## AIM
Look through the material below. Copy each line that contains the string "page".

============================================================

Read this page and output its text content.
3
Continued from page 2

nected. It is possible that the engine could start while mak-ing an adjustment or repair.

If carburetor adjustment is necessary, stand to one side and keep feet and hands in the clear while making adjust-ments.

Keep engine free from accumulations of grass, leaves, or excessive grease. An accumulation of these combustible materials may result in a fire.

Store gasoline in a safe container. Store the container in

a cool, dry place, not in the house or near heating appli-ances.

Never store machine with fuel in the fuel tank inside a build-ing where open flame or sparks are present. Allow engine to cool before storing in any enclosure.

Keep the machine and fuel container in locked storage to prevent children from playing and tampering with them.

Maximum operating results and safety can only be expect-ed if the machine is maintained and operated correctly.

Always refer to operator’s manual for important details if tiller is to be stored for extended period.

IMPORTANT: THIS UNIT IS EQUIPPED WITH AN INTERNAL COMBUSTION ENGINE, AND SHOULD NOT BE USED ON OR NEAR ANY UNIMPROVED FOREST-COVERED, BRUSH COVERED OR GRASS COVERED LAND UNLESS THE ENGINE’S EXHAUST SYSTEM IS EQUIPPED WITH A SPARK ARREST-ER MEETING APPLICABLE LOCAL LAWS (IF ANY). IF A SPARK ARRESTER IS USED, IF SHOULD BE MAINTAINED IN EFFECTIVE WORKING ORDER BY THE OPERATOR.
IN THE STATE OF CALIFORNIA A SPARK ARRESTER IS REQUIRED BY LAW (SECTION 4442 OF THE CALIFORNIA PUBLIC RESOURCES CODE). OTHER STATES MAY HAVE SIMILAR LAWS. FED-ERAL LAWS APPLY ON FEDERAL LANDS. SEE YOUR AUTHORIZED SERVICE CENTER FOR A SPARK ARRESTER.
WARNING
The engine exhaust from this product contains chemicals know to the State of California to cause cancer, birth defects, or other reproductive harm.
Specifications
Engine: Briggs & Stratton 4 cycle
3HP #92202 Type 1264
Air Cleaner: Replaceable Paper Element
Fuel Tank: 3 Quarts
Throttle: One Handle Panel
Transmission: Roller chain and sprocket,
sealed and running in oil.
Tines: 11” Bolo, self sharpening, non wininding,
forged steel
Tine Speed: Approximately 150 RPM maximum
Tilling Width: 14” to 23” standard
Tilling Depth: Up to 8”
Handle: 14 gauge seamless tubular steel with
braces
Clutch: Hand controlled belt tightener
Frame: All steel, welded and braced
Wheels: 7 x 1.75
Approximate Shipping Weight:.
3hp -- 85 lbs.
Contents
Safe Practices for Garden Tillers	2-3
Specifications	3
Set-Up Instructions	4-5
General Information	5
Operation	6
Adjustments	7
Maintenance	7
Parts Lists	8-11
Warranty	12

============================================================

## FINISHED TASK
Read this page and output its text content.
Continued from page 2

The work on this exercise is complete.